Go through the listing and write out all of it exactly.

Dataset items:
--
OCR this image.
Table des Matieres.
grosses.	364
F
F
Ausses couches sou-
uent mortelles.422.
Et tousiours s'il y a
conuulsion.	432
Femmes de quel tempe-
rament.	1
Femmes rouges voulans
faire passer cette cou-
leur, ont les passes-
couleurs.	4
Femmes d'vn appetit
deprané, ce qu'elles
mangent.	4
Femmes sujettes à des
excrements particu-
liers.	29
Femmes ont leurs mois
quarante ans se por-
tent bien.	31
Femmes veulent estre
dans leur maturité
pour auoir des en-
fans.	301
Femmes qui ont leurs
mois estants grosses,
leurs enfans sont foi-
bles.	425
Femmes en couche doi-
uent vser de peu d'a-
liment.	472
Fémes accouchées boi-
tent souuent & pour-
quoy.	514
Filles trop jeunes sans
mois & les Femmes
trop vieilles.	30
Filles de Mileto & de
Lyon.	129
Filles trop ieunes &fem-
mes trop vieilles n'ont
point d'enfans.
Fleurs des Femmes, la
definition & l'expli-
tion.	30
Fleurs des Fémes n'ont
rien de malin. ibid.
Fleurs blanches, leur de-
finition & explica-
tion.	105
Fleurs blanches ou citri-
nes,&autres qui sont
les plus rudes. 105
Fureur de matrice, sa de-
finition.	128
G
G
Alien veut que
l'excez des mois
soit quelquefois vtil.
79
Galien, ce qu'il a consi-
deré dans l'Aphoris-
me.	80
--
Complete output:
OCR this image.
Table des Matieres.
grosses.	364
F
F
Ausses couches sou-
uent mortelles.422.
Et tousiours s'il y a
conuulsion.	432
Femmes de quel tempe-
rament.	1
Femmes rouges voulans
faire passer cette cou-
leur, ont les passes-
couleurs.	4
Femmes d'vn appetit
deprané, ce qu'elles
mangent.	4
Femmes sujettes à des
excrements particu-
liers.	29
Femmes ont leurs mois
quarante ans se por-
tent bien.	31
Femmes veulent estre
dans leur maturité
pour auoir des en-
fans.	301
Femmes qui ont leurs
mois estants grosses,
leurs enfans sont foi-
bles.	425
Femmes en couche doi-
uent vser de peu d'a-
liment.	472
Fémes accouchées boi-
tent souuent & pour-
quoy.	514
Filles trop jeunes sans
mois & les Femmes
trop vieilles.	30
Filles de Mileto & de
Lyon.	129
Filles trop ieunes &fem-
mes trop vieilles n'ont
point d'enfans.
Fleurs des Femmes, la
definition & l'expli-
tion.	30
Fleurs des Fémes n'ont
rien de malin. ibid.
Fleurs blanches, leur de-
finition & explica-
tion.	105
Fleurs blanches ou citri-
nes,&autres qui sont
les plus rudes. 105
Fureur de matrice, sa de-
finition.	128
G
G
Alien veut que
l'excez des mois
soit quelquefois vtil.
79
Galien, ce qu'il a consi-
deré dans l'Aphoris-
me.	80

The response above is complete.